Each record must be retyped in full. No character may differ.

Collected data entries
'''

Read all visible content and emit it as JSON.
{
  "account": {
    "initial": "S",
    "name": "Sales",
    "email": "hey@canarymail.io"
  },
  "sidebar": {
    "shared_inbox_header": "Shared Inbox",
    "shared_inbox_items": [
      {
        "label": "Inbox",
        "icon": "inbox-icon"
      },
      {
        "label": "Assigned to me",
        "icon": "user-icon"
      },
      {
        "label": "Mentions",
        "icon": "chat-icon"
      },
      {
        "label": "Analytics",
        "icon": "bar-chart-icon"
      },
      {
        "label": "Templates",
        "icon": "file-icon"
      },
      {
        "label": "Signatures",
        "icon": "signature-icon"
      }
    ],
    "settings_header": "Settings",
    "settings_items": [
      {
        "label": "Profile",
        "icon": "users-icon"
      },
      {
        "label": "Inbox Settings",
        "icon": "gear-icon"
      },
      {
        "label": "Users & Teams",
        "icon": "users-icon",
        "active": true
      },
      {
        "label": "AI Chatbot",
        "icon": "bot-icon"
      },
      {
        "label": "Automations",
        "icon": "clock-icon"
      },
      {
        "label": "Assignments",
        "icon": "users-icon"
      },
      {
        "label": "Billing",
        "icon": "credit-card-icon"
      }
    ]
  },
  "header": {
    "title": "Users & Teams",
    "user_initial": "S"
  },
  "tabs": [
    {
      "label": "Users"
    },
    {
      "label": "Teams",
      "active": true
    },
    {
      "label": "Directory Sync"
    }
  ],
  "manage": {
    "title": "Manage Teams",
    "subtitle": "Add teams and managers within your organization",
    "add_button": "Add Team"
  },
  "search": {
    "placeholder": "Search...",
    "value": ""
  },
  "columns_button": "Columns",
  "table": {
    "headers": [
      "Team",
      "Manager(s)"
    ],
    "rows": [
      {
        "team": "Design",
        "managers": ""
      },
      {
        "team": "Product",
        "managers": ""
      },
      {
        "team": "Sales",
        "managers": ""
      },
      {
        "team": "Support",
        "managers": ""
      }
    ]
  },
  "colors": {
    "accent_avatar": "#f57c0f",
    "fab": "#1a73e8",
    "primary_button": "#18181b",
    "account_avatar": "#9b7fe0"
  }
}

'''

**Solution to this problem**.
Read all visible content and emit it as JSON.
{
  "account": {
    "initial": "S",
    "name": "Sales",
    "email": "hey@canarymail.io"
  },
  "sidebar": {
    "shared_inbox_header": "Shared Inbox",
    "shared_inbox_items": [
      {
        "label": "Inbox",
        "icon": "inbox-icon"
      },
      {
        "label": "Assigned to me",
        "icon": "user-icon"
      },
      {
        "label": "Mentions",
        "icon": "chat-icon"
      },
      {
        "label": "Analytics",
        "icon": "bar-chart-icon"
      },
      {
        "label": "Templates",
        "icon": "file-icon"
      },
      {
        "label": "Signatures",
        "icon": "signature-icon"
      }
    ],
    "settings_header": "Settings",
    "settings_items": [
      {
        "label": "Profile",
        "icon": "users-icon"
      },
      {
        "label": "Inbox Settings",
        "icon": "gear-icon"
      },
      {
        "label": "Users & Teams",
        "icon": "users-icon",
        "active": true
      },
      {
        "label": "AI Chatbot",
        "icon": "bot-icon"
      },
      {
        "label": "Automations",
        "icon": "clock-icon"
      },
      {
        "label": "Assignments",
        "icon": "users-icon"
      },
      {
        "label": "Billing",
        "icon": "credit-card-icon"
      }
    ]
  },
  "header": {
    "title": "Users & Teams",
    "user_initial": "S"
  },
  "tabs": [
    {
      "label": "Users"
    },
    {
      "label": "Teams",
      "active": true
    },
    {
      "label": "Directory Sync"
    }
  ],
  "manage": {
    "title": "Manage Teams",
    "subtitle": "Add teams and managers within your organization",
    "add_button": "Add Team"
  },
  "search": {
    "placeholder": "Search...",
    "value": ""
  },
  "columns_button": "Columns",
  "table": {
    "headers": [
      "Team",
      "Manager(s)"
    ],
    "rows": [
      {
        "team": "Design",
        "managers": ""
      },
      {
        "team": "Product",
        "managers": ""
      },
      {
        "team": "Sales",
        "managers": ""
      },
      {
        "team": "Support",
        "managers": ""
      }
    ]
  },
  "colors": {
    "accent_avatar": "#f57c0f",
    "fab": "#1a73e8",
    "primary_button": "#18181b",
    "account_avatar": "#9b7fe0"
  }
}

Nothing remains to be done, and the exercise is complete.